Stated problem
Which lines in the records below contain the word "tone"? Copy each of them.

Records
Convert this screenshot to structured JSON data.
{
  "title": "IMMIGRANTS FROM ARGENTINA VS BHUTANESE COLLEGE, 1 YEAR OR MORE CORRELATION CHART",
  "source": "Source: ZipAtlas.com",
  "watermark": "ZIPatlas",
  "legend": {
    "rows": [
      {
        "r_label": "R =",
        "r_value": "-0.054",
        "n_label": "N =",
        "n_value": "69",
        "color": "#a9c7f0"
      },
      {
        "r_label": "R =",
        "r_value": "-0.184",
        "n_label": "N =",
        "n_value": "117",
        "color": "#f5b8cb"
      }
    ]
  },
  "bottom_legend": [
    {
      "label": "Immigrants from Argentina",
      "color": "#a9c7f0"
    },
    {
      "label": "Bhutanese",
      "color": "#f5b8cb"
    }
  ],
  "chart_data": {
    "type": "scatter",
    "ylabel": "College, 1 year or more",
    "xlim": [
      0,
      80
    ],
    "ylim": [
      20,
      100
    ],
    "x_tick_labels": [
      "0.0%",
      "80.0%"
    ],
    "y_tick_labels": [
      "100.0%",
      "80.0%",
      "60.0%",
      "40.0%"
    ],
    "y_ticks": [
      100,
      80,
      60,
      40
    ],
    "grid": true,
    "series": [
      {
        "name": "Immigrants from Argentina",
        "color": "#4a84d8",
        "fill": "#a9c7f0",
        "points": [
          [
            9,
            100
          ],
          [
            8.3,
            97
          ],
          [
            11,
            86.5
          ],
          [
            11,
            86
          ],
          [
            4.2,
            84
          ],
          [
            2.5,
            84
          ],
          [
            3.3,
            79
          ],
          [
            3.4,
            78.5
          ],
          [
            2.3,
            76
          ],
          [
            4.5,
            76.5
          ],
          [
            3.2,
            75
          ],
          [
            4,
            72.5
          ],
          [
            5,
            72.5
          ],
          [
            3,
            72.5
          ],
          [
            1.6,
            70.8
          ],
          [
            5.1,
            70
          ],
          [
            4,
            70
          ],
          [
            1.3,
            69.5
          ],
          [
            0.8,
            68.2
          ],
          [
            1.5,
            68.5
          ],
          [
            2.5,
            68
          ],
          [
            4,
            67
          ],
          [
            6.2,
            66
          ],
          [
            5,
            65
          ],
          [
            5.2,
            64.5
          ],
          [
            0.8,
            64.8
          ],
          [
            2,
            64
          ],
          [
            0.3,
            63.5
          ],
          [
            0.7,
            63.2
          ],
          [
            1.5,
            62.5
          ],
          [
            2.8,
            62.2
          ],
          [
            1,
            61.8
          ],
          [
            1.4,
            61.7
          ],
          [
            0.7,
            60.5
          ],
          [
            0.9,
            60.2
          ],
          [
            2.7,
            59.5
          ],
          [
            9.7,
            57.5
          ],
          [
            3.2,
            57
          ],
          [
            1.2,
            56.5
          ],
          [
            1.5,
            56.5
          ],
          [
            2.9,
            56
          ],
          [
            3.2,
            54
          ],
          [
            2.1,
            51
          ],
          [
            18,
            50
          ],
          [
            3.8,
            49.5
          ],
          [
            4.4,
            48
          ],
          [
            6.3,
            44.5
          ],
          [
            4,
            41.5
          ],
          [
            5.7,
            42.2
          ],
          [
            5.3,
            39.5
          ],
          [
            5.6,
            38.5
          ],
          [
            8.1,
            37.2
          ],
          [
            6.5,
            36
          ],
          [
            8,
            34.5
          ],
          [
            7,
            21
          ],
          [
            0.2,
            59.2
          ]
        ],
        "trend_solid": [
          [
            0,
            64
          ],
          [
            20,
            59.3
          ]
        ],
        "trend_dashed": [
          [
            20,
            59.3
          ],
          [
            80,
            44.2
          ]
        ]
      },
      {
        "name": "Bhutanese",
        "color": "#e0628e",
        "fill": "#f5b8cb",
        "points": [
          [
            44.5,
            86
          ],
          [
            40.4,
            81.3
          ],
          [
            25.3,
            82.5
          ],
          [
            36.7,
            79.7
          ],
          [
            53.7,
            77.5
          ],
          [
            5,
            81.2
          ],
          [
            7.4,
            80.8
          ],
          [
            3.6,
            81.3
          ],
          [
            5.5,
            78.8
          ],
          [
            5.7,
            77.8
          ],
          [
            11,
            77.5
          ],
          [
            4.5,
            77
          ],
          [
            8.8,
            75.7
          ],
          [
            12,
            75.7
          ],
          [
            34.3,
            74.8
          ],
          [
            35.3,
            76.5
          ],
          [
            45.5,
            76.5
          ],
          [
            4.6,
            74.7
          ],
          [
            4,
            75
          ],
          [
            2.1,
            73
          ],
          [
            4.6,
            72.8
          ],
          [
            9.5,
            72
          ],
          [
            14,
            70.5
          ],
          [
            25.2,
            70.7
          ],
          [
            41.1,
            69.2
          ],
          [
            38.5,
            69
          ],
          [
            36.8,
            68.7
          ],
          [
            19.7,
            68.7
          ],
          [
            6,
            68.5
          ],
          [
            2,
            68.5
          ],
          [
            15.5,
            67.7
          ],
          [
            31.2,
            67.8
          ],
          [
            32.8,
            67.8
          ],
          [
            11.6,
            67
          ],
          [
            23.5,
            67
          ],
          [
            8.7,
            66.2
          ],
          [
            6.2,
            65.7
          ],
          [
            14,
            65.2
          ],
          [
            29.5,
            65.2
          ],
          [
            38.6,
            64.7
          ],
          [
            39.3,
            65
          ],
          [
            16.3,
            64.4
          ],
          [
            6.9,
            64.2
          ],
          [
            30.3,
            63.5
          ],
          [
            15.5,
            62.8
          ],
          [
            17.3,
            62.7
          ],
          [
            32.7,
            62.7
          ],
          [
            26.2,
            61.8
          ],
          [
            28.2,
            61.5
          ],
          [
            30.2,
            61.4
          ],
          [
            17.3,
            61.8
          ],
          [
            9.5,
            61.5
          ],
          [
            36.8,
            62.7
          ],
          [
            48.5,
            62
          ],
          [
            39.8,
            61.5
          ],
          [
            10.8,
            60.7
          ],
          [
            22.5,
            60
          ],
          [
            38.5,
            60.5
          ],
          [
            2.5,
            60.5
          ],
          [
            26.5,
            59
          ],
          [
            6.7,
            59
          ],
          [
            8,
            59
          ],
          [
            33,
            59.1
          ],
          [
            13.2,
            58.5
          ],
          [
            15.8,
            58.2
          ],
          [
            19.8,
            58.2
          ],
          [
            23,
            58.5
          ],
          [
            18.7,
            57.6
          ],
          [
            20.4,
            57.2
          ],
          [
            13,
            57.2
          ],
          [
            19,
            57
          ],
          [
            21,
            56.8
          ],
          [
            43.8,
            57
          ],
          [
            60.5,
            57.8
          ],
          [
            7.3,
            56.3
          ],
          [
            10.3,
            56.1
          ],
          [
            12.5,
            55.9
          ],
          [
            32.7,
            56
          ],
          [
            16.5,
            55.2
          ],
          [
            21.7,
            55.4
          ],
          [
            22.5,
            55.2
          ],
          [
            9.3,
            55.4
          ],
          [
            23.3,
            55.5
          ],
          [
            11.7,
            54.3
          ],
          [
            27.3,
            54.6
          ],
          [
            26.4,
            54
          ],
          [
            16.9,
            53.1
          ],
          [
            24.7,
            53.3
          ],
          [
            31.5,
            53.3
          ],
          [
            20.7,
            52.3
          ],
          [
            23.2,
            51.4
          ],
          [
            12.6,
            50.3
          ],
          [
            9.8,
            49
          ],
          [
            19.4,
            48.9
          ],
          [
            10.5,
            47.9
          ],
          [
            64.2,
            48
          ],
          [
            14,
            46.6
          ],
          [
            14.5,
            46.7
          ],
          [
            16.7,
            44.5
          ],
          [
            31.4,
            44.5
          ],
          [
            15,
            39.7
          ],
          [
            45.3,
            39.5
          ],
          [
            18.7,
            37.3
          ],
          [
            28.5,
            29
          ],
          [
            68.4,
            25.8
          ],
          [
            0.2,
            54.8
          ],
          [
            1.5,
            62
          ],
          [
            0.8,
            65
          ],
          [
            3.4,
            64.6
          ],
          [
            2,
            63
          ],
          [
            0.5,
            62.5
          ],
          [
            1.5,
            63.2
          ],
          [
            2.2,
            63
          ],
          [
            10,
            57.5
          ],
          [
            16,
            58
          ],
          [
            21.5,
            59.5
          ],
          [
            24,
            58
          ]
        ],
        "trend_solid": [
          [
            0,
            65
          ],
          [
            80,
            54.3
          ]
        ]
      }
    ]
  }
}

* * *

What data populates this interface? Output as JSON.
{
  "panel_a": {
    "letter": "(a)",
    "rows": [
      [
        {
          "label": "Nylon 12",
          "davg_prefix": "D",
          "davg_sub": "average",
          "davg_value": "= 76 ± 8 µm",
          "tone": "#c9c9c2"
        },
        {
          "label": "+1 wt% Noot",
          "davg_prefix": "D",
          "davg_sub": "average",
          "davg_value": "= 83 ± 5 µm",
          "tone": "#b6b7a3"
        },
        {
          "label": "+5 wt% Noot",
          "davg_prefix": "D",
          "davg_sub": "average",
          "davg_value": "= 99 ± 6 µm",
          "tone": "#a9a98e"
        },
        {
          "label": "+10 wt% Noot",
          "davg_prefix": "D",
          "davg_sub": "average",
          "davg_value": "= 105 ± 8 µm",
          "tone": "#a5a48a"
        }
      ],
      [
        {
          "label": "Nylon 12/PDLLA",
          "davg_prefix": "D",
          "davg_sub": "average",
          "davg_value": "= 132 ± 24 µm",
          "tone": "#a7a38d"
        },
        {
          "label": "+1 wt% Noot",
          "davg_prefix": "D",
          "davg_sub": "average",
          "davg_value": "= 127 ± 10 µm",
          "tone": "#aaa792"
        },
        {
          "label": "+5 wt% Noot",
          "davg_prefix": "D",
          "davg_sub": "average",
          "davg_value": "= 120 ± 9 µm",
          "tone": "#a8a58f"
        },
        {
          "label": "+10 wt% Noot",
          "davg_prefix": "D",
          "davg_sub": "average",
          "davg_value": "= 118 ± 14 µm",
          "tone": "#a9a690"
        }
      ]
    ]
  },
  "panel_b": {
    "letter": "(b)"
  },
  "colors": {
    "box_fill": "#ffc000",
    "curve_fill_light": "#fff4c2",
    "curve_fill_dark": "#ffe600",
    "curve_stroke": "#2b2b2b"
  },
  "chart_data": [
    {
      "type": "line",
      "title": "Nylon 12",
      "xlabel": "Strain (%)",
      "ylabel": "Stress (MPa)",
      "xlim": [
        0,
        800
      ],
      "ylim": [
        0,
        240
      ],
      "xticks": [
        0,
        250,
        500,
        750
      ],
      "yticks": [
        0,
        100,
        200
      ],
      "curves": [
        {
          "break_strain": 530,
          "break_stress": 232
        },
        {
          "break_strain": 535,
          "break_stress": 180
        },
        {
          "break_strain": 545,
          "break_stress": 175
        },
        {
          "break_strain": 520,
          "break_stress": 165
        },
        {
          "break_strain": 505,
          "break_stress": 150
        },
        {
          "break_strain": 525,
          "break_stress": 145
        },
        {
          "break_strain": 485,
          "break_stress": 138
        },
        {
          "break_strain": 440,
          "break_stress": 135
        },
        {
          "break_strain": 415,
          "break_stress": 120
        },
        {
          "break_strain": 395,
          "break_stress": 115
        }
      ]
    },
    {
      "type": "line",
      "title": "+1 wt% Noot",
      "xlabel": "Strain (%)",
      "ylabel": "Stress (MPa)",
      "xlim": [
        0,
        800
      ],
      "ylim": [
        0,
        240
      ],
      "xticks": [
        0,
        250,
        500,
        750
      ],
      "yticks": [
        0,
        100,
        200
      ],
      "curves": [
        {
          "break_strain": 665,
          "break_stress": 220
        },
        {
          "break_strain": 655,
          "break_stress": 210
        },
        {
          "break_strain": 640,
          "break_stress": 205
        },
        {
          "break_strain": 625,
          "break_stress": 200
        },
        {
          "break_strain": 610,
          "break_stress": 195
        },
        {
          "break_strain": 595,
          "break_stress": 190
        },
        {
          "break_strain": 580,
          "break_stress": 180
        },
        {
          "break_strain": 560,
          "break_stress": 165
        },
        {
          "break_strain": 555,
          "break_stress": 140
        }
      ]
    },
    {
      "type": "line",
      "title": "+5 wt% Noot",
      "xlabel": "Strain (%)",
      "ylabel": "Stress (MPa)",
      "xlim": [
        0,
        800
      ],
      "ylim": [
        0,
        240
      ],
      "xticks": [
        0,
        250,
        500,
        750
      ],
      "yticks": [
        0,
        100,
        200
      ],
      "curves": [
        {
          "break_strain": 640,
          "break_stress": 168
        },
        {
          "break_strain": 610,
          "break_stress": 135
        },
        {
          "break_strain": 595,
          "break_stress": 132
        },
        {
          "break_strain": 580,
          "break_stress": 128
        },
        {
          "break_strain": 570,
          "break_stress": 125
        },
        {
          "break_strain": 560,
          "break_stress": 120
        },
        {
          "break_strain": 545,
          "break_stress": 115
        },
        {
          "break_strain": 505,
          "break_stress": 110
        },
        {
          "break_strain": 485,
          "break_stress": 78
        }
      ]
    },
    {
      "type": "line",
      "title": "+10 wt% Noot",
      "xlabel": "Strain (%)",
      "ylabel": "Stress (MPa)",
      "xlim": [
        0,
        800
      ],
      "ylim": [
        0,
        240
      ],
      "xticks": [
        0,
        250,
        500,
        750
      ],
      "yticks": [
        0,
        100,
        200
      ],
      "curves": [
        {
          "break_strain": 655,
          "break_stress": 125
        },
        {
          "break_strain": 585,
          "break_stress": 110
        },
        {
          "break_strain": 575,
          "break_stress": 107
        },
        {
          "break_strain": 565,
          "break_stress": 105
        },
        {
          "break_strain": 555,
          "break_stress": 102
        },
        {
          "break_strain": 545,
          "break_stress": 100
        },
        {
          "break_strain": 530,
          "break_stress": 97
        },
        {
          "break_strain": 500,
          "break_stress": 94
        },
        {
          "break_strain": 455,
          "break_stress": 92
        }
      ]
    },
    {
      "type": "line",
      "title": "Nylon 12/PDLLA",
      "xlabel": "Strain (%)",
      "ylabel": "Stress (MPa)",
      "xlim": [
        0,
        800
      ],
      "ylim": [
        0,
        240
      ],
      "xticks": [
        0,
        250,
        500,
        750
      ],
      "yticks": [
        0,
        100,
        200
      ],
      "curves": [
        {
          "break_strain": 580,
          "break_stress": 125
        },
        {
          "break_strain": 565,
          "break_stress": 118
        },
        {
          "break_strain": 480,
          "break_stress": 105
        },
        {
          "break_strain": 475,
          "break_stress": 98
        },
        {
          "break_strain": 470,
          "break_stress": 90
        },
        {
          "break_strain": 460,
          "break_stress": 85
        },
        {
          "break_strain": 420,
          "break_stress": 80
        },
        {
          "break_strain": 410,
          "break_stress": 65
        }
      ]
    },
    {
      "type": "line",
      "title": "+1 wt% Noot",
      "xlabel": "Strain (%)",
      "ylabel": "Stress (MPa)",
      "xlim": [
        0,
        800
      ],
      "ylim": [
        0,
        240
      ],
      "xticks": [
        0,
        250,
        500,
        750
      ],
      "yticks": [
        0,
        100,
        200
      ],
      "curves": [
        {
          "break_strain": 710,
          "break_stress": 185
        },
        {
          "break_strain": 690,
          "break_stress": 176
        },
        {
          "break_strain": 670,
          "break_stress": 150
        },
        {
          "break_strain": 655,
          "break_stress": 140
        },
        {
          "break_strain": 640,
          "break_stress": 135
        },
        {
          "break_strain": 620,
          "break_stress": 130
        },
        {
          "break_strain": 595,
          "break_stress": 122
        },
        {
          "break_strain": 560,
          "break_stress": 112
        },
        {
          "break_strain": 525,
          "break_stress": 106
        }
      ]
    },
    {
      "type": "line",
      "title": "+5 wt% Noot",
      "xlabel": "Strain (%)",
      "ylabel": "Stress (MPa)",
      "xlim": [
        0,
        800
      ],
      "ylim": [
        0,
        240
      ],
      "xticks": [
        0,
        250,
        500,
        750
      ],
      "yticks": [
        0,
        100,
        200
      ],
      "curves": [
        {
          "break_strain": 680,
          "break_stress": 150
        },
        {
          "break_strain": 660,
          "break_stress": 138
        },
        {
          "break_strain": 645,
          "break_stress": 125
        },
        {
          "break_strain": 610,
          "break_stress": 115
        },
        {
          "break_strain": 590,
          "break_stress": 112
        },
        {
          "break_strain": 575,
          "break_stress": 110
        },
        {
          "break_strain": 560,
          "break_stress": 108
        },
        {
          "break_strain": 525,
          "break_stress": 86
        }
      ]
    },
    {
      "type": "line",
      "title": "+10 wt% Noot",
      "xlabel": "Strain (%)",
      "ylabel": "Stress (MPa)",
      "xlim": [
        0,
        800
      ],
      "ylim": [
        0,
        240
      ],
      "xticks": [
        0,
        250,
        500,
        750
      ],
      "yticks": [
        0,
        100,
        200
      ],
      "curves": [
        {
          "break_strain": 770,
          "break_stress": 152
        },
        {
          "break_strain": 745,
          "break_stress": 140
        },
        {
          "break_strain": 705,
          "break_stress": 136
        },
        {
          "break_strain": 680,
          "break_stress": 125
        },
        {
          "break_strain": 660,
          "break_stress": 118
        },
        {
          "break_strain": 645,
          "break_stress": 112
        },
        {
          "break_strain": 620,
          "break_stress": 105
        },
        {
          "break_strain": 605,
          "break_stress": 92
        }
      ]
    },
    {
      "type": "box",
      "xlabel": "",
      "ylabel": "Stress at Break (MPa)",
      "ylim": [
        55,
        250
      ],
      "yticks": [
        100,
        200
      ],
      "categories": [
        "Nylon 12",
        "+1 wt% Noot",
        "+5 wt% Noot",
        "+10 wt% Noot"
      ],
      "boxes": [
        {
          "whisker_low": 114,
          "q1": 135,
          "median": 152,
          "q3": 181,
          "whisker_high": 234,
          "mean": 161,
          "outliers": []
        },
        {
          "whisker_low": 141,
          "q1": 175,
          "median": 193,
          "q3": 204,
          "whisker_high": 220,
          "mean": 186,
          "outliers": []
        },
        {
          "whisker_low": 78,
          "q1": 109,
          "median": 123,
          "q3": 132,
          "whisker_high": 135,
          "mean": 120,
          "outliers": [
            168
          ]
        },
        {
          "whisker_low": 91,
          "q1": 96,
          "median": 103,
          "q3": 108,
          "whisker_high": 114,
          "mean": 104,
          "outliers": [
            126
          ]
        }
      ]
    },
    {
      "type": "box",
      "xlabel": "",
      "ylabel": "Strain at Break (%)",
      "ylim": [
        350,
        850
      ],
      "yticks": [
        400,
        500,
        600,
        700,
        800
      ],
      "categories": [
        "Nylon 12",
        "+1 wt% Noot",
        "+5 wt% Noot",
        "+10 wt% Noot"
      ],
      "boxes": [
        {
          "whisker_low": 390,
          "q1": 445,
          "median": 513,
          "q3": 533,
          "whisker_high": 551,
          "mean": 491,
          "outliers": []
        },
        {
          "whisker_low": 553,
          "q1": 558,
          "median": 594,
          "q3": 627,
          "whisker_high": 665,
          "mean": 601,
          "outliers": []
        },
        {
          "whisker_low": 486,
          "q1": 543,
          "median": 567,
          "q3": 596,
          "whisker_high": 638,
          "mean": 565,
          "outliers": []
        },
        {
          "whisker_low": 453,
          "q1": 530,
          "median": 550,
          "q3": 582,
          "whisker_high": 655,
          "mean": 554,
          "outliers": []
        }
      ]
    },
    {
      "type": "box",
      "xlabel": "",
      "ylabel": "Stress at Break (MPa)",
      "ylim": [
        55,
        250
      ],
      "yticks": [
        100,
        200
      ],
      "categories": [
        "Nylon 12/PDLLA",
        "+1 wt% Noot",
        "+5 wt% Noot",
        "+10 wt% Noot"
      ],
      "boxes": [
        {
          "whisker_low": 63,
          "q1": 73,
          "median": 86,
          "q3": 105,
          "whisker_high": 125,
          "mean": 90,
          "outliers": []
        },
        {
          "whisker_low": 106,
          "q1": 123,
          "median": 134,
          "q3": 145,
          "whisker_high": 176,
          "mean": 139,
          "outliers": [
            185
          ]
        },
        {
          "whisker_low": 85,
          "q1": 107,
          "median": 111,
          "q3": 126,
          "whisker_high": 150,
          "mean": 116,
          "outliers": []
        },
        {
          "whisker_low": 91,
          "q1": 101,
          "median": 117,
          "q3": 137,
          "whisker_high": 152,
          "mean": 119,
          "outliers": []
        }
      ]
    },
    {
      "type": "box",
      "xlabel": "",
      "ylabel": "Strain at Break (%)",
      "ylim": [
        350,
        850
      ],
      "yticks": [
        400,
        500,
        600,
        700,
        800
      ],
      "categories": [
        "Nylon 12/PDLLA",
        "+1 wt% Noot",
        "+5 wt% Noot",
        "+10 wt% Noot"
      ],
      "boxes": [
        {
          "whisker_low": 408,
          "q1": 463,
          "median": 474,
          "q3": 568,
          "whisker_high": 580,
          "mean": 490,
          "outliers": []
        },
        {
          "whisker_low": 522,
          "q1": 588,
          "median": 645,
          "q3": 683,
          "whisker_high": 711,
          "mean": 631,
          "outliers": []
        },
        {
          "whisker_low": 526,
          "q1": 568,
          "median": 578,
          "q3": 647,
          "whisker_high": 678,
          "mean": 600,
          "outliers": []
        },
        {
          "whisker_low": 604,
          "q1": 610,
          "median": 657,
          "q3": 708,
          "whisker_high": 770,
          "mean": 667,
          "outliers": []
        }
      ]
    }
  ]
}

Answer to the problem
          "tone": "#c9c9c2"
          "tone": "#b6b7a3"
          "tone": "#a9a98e"
          "tone": "#a5a48a"
          "tone": "#a7a38d"
          "tone": "#aaa792"
          "tone": "#a8a58f"
          "tone": "#a9a690"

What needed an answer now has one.